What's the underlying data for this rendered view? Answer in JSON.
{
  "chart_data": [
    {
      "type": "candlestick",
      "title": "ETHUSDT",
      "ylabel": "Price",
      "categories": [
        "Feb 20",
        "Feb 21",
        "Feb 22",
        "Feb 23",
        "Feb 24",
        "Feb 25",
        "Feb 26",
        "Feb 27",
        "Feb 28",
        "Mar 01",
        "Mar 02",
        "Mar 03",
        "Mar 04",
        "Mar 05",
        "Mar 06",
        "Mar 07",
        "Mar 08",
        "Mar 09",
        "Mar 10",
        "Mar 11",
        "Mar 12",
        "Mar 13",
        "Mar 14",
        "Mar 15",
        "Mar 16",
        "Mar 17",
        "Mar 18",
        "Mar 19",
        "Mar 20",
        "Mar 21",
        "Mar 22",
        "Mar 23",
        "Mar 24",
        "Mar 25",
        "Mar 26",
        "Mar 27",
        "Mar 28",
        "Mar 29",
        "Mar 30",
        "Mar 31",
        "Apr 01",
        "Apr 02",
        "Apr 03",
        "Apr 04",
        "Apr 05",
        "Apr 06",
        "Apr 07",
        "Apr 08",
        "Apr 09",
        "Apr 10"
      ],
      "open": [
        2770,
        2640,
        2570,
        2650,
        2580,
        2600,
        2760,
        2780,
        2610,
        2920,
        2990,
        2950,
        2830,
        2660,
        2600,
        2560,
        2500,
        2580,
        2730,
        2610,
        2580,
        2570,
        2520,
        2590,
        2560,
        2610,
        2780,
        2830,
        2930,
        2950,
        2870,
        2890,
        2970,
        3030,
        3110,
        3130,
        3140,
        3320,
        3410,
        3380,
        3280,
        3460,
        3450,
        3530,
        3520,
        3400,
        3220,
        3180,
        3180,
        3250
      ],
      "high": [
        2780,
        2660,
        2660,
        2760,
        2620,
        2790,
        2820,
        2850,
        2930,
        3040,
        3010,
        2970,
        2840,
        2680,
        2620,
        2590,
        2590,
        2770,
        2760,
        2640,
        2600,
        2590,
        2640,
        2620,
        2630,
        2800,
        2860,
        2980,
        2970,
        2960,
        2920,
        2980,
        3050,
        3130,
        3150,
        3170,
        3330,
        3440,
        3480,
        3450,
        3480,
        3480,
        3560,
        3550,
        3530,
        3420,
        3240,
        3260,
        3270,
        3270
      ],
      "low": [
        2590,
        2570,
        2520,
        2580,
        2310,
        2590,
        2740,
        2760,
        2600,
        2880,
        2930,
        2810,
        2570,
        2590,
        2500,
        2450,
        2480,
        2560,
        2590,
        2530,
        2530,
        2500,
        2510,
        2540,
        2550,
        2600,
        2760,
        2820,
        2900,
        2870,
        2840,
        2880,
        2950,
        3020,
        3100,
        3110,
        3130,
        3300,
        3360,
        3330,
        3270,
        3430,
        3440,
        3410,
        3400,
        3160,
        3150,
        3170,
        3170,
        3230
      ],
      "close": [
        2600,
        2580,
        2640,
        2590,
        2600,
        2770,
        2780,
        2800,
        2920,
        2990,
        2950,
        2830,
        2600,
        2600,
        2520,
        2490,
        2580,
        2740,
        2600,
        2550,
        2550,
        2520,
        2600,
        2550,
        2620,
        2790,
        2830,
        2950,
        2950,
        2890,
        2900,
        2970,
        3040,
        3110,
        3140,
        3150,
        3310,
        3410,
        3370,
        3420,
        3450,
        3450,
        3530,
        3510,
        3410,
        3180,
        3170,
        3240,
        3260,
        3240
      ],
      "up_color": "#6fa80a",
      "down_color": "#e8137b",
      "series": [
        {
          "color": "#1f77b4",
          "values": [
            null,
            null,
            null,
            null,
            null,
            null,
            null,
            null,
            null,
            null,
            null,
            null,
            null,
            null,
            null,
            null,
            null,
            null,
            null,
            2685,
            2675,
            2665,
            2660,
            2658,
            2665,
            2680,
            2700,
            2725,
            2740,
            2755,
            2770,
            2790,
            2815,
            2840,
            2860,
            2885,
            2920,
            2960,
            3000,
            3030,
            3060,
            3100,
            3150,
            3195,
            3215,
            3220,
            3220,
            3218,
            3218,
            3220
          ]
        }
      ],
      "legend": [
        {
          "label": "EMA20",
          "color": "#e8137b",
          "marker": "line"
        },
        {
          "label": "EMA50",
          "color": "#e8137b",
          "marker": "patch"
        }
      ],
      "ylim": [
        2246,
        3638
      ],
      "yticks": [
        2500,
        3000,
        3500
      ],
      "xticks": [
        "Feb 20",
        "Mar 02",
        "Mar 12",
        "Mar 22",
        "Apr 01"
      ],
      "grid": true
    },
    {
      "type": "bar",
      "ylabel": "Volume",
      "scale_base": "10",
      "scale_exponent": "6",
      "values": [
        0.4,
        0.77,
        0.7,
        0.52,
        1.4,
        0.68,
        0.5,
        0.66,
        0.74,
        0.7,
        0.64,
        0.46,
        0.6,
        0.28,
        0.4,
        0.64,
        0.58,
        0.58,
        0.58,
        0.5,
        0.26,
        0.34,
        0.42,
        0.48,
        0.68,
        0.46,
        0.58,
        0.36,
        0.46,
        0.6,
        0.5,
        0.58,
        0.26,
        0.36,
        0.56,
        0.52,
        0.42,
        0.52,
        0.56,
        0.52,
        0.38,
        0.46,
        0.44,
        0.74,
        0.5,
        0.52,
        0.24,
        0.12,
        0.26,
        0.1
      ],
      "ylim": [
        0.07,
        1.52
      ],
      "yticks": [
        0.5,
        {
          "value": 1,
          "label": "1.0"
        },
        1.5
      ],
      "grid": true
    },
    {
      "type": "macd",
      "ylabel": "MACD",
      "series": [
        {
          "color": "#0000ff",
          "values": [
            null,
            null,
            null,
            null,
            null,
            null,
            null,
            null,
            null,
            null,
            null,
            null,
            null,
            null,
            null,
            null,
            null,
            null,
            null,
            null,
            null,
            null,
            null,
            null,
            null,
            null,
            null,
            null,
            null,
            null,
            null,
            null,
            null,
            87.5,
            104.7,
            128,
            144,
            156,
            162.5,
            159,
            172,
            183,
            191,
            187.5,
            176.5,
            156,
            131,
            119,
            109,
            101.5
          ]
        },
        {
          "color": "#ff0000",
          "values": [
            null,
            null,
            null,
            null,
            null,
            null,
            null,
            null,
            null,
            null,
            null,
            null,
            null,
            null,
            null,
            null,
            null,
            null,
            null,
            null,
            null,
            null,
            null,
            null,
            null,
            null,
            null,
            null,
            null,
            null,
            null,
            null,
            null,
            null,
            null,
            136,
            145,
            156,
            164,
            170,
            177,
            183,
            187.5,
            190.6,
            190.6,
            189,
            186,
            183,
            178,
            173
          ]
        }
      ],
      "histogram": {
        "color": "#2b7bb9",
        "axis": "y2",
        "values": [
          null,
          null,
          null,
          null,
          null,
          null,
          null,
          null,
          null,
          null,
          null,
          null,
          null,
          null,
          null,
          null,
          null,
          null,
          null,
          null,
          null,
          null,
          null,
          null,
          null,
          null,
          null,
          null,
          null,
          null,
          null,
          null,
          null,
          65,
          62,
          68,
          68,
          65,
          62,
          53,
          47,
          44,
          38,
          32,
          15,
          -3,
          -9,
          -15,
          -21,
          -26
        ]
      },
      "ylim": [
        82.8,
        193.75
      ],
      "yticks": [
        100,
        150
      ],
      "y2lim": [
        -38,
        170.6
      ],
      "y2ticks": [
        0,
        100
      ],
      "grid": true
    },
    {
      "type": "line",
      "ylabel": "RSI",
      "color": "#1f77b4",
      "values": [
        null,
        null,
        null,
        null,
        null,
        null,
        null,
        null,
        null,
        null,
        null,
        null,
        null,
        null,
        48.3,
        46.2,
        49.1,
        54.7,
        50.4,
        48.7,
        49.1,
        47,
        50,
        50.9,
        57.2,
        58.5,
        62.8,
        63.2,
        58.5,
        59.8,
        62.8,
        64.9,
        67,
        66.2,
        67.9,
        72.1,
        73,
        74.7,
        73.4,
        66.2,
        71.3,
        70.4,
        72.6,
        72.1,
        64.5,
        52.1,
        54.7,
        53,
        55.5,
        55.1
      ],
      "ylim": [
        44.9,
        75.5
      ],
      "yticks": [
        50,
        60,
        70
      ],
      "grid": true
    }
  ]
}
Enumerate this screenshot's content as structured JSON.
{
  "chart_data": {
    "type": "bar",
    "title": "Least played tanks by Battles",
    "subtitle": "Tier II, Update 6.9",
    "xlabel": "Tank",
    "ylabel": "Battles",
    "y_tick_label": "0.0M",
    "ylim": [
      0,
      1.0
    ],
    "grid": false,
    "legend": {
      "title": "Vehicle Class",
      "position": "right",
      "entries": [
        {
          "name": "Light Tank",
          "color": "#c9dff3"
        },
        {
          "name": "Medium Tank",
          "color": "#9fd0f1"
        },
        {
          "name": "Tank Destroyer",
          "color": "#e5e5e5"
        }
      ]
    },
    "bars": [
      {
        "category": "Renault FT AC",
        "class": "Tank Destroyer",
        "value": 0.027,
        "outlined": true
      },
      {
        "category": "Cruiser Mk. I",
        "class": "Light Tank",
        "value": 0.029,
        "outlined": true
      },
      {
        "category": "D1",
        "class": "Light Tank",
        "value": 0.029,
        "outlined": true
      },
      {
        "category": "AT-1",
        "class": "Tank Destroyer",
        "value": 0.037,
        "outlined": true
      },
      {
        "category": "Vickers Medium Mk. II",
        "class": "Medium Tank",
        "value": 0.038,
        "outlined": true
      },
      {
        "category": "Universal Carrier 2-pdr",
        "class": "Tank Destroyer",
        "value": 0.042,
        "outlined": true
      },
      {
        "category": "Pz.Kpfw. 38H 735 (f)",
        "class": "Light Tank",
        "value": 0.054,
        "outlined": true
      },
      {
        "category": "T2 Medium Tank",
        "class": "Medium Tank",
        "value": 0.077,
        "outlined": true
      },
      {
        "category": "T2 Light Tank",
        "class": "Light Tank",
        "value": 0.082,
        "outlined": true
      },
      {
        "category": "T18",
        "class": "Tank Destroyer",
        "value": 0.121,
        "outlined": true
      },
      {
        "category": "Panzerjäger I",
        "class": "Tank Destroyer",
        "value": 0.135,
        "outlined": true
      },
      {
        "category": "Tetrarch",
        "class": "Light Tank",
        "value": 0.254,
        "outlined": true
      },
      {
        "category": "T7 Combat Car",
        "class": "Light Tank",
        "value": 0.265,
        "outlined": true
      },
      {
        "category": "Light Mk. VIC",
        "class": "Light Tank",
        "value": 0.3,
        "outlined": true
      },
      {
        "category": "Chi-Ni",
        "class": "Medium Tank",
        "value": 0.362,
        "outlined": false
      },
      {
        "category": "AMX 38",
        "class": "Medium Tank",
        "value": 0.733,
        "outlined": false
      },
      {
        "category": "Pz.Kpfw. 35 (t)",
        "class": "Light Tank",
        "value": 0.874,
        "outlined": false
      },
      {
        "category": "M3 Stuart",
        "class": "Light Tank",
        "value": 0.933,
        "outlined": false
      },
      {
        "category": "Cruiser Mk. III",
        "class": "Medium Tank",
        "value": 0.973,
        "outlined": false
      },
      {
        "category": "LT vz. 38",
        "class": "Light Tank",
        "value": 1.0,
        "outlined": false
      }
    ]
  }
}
----------
**EXERCISE OBJECTIVE**
The lines to collect are those holding the string "ylabel"; copy them all.

**EXPECTED ANSWER**
      "ylabel": "Price",
      "ylabel": "Volume",
      "ylabel": "MACD",
      "ylabel": "RSI",
    "ylabel": "Battles",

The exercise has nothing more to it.